== PAGE EXCERPT ==
Heart Attack (, Freelance:Ham puay... Ham phak... Ham rak mor) is a 2015 romantic Thai film written and directed by Nawapol Thamrongrattanarit. It stars Sunny Suwanmethanon, Davika Hoorne, Violette Wautier and Torpong Chantabubph. The film follows Yoon, a workaholic 30-year-old freelancer who falls in love with his doctor. He suffered a heart attack when she was in progress but couldn't find a way to tell her about his undying love.

Cast 
Sunny Suwanmethanon as Yoon
Davika Hoorne as Imm
Violette Wautier as Je
Torpong Chantabubph as Peng
Nottapon Boonprakob as Kai

Surattanawee Suviporn (Bo) and Kornpassorn Ratanameathanont (Joyce) of Triumphs Kingdom make a cameo appearance as themselves. GTH's director Banjong Pisanthanakun makes a cameo appearance as a doctor. Another director, Adisorn Trisirikasem, also makes a cameo appearance as Je's boyfriend.

== DATA ROWS ==
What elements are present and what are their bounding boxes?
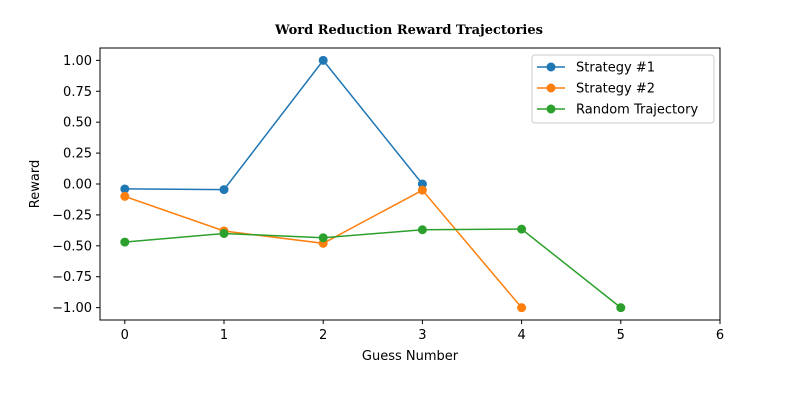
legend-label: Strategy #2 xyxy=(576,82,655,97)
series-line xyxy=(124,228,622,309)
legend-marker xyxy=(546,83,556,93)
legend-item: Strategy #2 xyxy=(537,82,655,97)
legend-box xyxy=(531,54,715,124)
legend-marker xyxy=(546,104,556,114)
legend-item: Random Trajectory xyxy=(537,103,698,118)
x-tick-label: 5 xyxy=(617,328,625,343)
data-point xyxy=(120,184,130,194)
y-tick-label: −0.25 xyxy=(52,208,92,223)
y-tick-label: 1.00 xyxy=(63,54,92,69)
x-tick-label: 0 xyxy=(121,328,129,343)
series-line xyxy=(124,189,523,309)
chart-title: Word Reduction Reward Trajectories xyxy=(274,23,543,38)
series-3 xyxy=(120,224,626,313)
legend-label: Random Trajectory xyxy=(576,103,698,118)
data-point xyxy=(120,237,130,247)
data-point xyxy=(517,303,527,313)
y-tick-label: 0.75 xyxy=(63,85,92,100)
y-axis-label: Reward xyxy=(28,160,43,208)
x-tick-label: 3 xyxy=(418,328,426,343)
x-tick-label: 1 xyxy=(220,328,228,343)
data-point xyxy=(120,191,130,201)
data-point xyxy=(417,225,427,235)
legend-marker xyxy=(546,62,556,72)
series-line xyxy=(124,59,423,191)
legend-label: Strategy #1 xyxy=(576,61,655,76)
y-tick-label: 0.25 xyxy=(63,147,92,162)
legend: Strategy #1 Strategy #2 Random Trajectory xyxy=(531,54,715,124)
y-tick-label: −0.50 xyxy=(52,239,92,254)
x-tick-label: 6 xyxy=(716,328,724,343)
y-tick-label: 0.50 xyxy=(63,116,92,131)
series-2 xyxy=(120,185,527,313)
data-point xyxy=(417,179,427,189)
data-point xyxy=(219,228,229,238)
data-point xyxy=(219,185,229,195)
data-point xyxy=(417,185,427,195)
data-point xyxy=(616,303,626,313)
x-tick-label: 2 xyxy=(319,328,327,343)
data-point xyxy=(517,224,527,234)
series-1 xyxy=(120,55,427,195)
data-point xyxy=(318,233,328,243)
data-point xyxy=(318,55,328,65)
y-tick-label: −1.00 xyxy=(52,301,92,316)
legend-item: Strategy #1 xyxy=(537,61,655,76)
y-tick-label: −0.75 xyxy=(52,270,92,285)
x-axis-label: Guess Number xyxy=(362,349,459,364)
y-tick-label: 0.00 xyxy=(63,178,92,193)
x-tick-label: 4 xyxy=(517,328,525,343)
---
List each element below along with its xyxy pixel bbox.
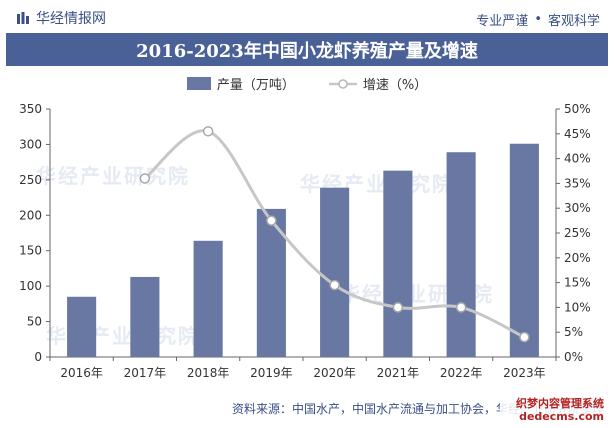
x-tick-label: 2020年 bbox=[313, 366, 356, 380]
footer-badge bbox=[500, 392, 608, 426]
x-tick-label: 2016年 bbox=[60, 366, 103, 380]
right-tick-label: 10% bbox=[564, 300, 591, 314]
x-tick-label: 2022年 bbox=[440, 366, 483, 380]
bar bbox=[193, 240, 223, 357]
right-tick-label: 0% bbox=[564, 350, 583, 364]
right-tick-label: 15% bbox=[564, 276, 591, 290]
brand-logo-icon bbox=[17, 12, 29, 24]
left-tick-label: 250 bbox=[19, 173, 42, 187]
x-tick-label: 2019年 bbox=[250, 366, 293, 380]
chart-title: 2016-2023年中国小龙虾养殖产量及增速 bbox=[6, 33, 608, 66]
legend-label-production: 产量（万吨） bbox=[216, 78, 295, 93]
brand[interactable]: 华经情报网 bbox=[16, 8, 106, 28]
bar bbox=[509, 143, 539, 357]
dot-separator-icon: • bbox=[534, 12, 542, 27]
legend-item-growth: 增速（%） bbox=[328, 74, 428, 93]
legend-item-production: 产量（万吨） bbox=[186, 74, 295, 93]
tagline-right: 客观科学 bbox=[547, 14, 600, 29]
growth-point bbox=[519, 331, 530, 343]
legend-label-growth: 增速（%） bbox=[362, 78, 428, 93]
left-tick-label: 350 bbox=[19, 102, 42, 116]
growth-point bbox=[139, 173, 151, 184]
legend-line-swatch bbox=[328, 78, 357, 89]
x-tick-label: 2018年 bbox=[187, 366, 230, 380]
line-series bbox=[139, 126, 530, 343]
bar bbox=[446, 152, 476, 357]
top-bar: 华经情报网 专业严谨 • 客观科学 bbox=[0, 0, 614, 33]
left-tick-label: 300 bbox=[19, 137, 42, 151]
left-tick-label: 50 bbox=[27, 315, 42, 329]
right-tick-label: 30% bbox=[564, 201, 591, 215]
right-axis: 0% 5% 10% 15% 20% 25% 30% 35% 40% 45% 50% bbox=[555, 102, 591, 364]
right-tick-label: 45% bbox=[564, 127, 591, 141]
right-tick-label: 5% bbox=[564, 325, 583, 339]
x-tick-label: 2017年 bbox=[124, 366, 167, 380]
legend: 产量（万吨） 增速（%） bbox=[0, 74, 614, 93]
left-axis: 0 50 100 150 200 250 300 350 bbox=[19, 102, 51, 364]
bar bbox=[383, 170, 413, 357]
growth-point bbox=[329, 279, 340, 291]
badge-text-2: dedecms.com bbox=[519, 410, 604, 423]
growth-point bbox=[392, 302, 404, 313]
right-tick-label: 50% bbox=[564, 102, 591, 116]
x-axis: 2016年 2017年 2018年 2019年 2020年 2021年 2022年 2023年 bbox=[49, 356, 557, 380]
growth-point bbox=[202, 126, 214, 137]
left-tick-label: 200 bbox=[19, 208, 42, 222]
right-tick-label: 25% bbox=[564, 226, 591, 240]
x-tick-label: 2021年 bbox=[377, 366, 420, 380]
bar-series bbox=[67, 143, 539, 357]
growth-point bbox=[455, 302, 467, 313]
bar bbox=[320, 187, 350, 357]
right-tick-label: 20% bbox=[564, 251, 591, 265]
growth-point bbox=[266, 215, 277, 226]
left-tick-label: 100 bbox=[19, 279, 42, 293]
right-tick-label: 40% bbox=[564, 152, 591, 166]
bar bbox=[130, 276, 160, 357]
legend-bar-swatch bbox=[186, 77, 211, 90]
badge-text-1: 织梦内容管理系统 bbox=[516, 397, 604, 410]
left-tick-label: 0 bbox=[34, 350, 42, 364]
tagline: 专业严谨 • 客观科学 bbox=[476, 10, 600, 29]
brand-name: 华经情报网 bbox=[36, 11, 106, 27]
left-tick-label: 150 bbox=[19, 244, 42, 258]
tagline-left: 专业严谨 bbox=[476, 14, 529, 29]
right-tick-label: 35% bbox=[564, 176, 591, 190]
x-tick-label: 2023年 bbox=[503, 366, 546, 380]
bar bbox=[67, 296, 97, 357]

== COMPLETE THE FOLLOWING ==
#1 In the Heart Attack film text, please turn the paragraph beginning "Surattanawee Suviporn (Bo)" into a brief list of cameo appearances.
#2 According to the Heart Attack film text, which actor plays Peng?
#3 Carry the Heart Attack film text forward from its closing sentence about cameo appearances.
The data come from a separate source and have no connection to the film text.

== RESPONSE LIST ==
#1
- Surattanawee Suviporn (Bo) and Kornpassorn Ratanameathanont (Joyce) of Triumphs Kingdom: themselves
- Banjong Pisanthanakun, a GTH director: a doctor
- Adisorn Trisirikasem, another director: Je's boyfriend

#2 Torpong Chantabubph

#3
Music 
The score for Heart Attack was composed by Vichaya Vatanasapt at Hualumpong Riddim. The song "Vacation Time", sung by Violette Wautier and Stamp Apiwat Eurthavornsuk, was originally written and sung in English by the band "Part Time Musicians". The lyrics were rewritten into Thai by Apiwat Eurthavornsuk and Tarit Chiarakul.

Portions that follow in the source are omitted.